» **Набор заданий**:
1. Воспроизведите дословно фрагмент текстового блока: всё от слов «А другая реальность» и до слов «против элементарных частиц.».
2. В каком институте работал Бычков, когда был физиком, согласно текстовому блоку?

» **Текстовый блок**:
Спасение – в проигрыше, уходе («Мы погибли, мой друг. Я клянусь, это было прекрасно!», С. Калугин). Отказе, который – прорыв. «Отказаться не только разгадывать те или иные знаки – отказаться от всего поля их многообразия, от всех ощущений и впечатлений, от всей так называемой реальности, сознательно и бесповоротно деформировать все свои чувства. Не для того, чтобы придумать, создать другую реальность, а для того, чтобы дать какую-то другую, абсурдную возможность проникнуть в себя всё тем же изначальным сущностям, которые так зловеще искажены этой реальностью в тех образах, чувствах и ощущениях, которыми непосредственно представлен для нас этот мир».
А другая реальность есть. Писатель, сценарист, гельштат-психолог, адепт тайцзицюань Бычков – в прошлом физик (а бывших физиков, как известно, не бывает), работал в Курчатовском институте, и знает точно. Мы одиноки и в этой реальности, но «в свое время, читая повесть Камю “Посторонний”, я придумал “Поверхностные гиперъядерные состояния”. Вы добавляете “странную” частицу (гиперон) к ядру, а она не тонет в коллективе и в силу многочастичного отталкивания остается на поверхности. Экспериментом по обнаружению такого состояния является смерть. В момент своей смерти (распада) посторонняя частица выбрасывает гораздо больше энергии, чем если бы она распадалась в коллективе». Гипероны против элементарных частиц.

» **Исследуемые данные**:
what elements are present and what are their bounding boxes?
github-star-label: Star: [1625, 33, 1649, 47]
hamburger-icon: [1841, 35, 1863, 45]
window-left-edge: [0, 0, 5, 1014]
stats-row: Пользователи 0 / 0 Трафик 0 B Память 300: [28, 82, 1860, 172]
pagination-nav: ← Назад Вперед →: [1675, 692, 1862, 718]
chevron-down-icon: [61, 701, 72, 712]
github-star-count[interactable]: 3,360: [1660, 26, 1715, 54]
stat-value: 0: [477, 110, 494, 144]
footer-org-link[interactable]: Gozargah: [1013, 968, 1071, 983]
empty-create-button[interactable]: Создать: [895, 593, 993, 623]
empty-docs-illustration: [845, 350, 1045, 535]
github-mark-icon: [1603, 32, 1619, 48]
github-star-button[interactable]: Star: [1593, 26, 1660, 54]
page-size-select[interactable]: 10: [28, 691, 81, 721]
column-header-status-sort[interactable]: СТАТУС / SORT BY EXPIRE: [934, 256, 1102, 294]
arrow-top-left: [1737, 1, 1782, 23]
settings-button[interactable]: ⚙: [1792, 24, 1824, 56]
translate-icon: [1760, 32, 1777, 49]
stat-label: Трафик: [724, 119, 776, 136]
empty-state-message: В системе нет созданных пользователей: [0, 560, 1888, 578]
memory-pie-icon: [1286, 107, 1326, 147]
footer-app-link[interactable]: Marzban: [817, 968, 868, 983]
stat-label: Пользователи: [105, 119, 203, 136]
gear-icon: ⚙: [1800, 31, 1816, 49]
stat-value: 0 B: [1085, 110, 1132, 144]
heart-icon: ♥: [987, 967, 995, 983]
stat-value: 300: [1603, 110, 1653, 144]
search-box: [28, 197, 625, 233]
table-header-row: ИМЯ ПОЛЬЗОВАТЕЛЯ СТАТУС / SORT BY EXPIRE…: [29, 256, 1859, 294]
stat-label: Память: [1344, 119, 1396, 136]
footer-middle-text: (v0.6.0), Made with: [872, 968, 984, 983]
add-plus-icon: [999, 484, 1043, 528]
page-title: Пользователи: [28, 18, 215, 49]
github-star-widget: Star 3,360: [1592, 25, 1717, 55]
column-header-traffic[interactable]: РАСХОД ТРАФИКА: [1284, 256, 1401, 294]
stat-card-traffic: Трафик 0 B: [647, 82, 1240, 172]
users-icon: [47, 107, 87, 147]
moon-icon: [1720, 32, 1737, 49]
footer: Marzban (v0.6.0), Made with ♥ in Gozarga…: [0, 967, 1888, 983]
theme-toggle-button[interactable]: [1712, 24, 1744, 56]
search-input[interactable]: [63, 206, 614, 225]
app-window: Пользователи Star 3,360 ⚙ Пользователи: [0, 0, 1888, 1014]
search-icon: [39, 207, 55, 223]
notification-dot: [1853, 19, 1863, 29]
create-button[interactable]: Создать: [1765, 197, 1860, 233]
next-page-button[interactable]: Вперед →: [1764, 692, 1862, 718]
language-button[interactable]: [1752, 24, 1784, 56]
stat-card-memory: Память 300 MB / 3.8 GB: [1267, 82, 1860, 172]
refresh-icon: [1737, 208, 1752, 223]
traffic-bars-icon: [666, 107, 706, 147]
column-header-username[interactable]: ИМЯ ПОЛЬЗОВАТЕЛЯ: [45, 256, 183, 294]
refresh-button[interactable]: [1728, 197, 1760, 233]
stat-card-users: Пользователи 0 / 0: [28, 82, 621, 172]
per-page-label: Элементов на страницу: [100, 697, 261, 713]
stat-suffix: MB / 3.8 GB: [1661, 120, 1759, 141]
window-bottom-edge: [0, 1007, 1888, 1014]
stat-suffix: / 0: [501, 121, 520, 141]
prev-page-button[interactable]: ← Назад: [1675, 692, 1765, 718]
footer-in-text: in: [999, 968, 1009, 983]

» **Ответы по заданиям**:
1.
А другая реальность есть. Писатель, сценарист, гельштат-психолог, адепт тайцзицюань Бычков – в прошлом физик (а бывших физиков, как известно, не бывает), работал в Курчатовском институте, и знает точно. Мы одиноки и в этой реальности, но «в свое время, читая повесть Камю “Посторонний”, я придумал “Поверхностные гиперъядерные состояния”. Вы добавляете “странную” частицу (гиперон) к ядру, а она не тонет в коллективе и в силу многочастичного отталкивания остается на поверхности. Экспериментом по обнаружению такого состояния является смерть. В момент своей смерти (распада) посторонняя частица выбрасывает гораздо больше энергии, чем если бы она распадалась в коллективе». Гипероны против элементарных частиц.

2. В Курчатовском институте.